■ WHAT YOU ARE ASKED TO DO: Reproduce exactly the lines below, starting at the line that contains "Output the text content of this document." and ending with the last line of the records, both included; leave out any pictures.
────────────────────────────────────────
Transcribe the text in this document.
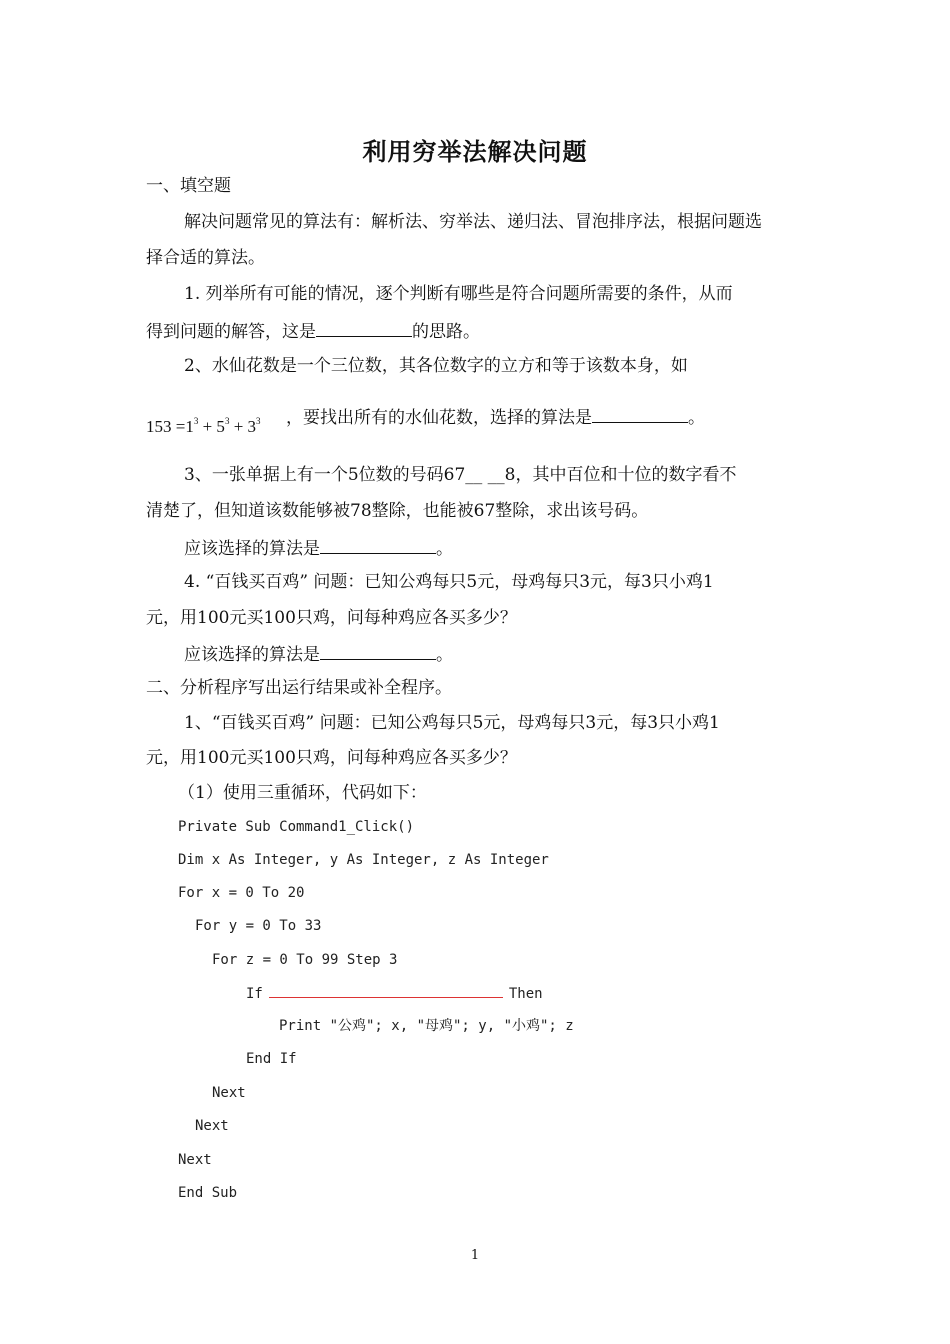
利用穷举法解决问题
一、填空题
解决问题常见的算法有：解析法、穷举法、递归法、冒泡排序法，根据问题选
择合适的算法。
1. 列举所有可能的情况，逐个判断有哪些是符合问题所需要的条件，从而
得到问题的解答，这是	的思路。
2、水仙花数是一个三位数，其各位数字的立方和等于该数本身，如
$153 =1^3 + 5^3 + 3^3$ ，要找出所有的水仙花数，选择的算法是	。
3、一张单据上有一个5位数的号码67__ __8，其中百位和十位的数字看不
清楚了，但知道该数能够被78整除，也能被67整除，求出该号码。
应该选择的算法是	。
4. “百钱买百鸡” 问题：已知公鸡每只5元，母鸡每只3元，每3只小鸡1
元，用100元买100只鸡，问每种鸡应各买多少？
应该选择的算法是	。
二、分析程序写出运行结果或补全程序。
1、“百钱买百鸡” 问题：已知公鸡每只5元，母鸡每只3元，每3只小鸡1
元，用100元买100只鸡，问每种鸡应各买多少？
（1）使用三重循环，代码如下：
Private Sub Command1_Click()
Dim x As Integer, y As Integer, z As Integer
For x = 0 To 20
For y = 0 To 33
For z = 0 To 99 Step 3
If	Then
Print "公鸡"; x, "母鸡"; y, "小鸡"; z
End If
Next
Next
Next
End Sub
1
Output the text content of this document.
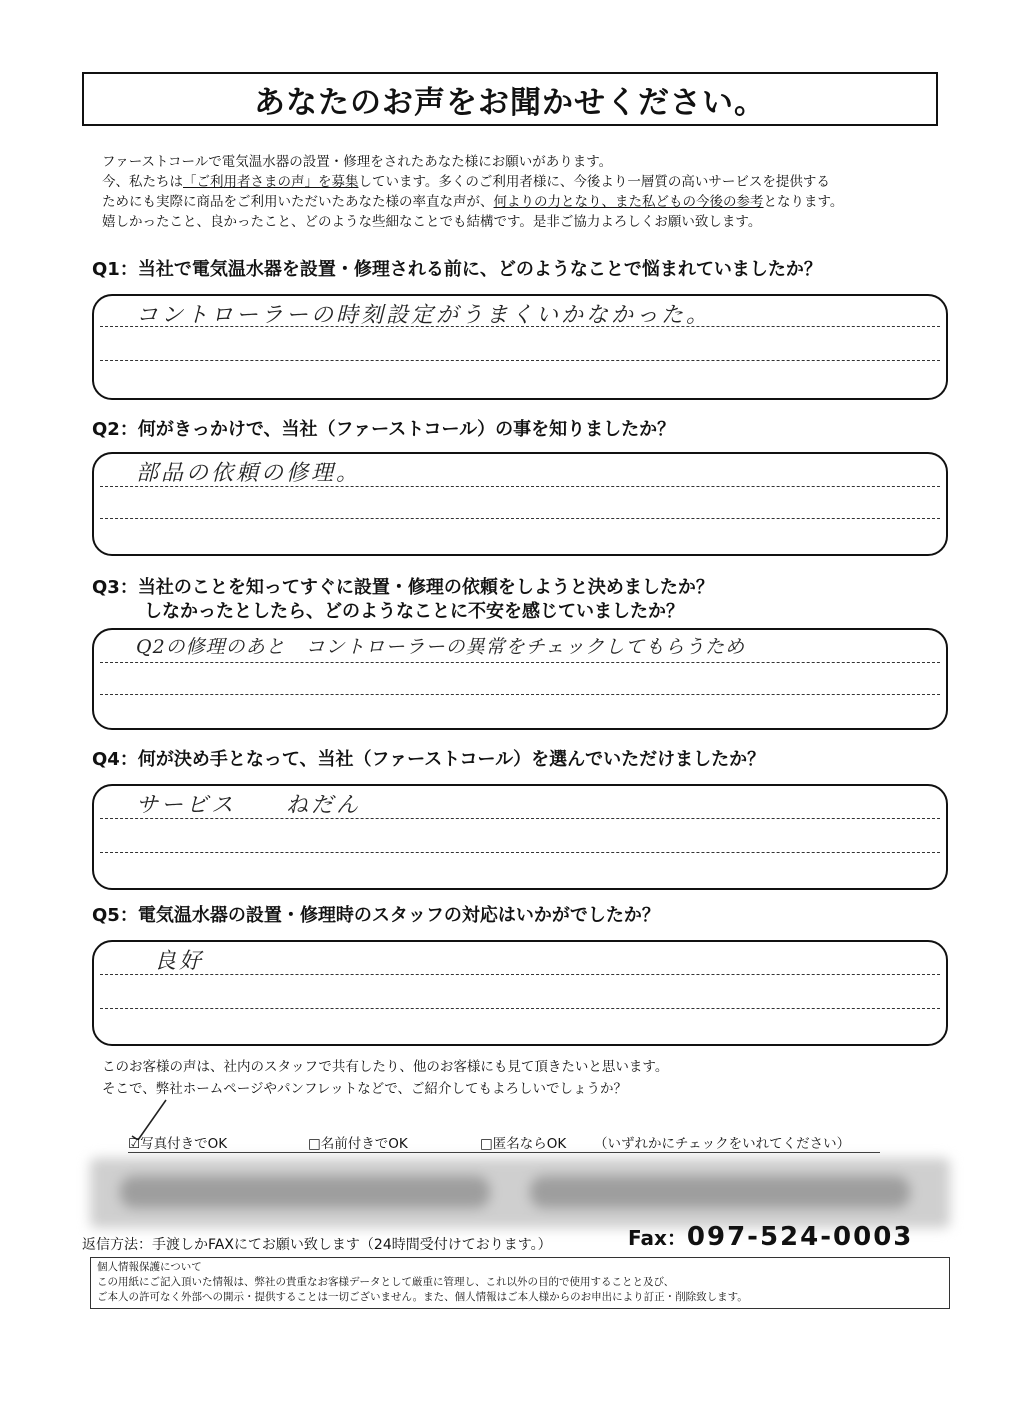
あなたのお声をお聞かせください。
ファーストコールで電気温水器の設置・修理をされたあなた様にお願いがあります。
今、私たちは「ご利用者さまの声」を募集しています。多くのご利用者様に、今後より一層質の高いサービスを提供する
ためにも実際に商品をご利用いただいたあなた様の率直な声が、何よりの力となり、また私どもの今後の参考となります。
嬉しかったこと、良かったこと、どのような些細なことでも結構です。是非ご協力よろしくお願い致します。
Q1：当社で電気温水器を設置・修理される前に、どのようなことで悩まれていましたか？
コントローラーの時刻設定がうまくいかなかった。
Q2：何がきっかけで、当社（ファーストコール）の事を知りましたか？
部品の依頼の修理。
Q3：当社のことを知ってすぐに設置・修理の依頼をしようと決めましたか？
しなかったとしたら、どのようなことに不安を感じていましたか？
Q2の修理のあと　コントローラーの異常をチェックしてもらうため
Q4：何が決め手となって、当社（ファーストコール）を選んでいただけましたか？
サービス　　ねだん
Q5：電気温水器の設置・修理時のスタッフの対応はいかがでしたか？
良好
このお客様の声は、社内のスタッフで共有したり、他のお客様にも見て頂きたいと思います。
そこで、弊社ホームページやパンフレットなどで、ご紹介してもよろしいでしょうか？
☑写真付きでOK	□名前付きでOK	□匿名ならOK （いずれかにチェックをいれてください）
返信方法：手渡しかFAXにてお願い致します（24時間受付けております。）	Fax：097-524-0003
個人情報保護について
この用紙にご記入頂いた情報は、弊社の貴重なお客様データとして厳重に管理し、これ以外の目的で使用することと及び、
ご本人の許可なく外部への開示・提供することは一切ございません。また、個人情報はご本人様からのお申出により訂正・削除致します。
────────────────────────────────────────
■ EXERCISE SOLUTION:
Output the text content of this document.
あなたのお声をお聞かせください。
ファーストコールで電気温水器の設置・修理をされたあなた様にお願いがあります。
今、私たちは「ご利用者さまの声」を募集しています。多くのご利用者様に、今後より一層質の高いサービスを提供する
ためにも実際に商品をご利用いただいたあなた様の率直な声が、何よりの力となり、また私どもの今後の参考となります。
嬉しかったこと、良かったこと、どのような些細なことでも結構です。是非ご協力よろしくお願い致します。
Q1：当社で電気温水器を設置・修理される前に、どのようなことで悩まれていましたか？
コントローラーの時刻設定がうまくいかなかった。
Q2：何がきっかけで、当社（ファーストコール）の事を知りましたか？
部品の依頼の修理。
Q3：当社のことを知ってすぐに設置・修理の依頼をしようと決めましたか？
しなかったとしたら、どのようなことに不安を感じていましたか？
Q2の修理のあと　コントローラーの異常をチェックしてもらうため
Q4：何が決め手となって、当社（ファーストコール）を選んでいただけましたか？
サービス　　ねだん
Q5：電気温水器の設置・修理時のスタッフの対応はいかがでしたか？
良好
このお客様の声は、社内のスタッフで共有したり、他のお客様にも見て頂きたいと思います。
そこで、弊社ホームページやパンフレットなどで、ご紹介してもよろしいでしょうか？
☑写真付きでOK	□名前付きでOK	□匿名ならOK （いずれかにチェックをいれてください）
返信方法：手渡しかFAXにてお願い致します（24時間受付けております。）	Fax：097-524-0003
個人情報保護について
この用紙にご記入頂いた情報は、弊社の貴重なお客様データとして厳重に管理し、これ以外の目的で使用することと及び、
ご本人の許可なく外部への開示・提供することは一切ございません。また、個人情報はご本人様からのお申出により訂正・削除致します。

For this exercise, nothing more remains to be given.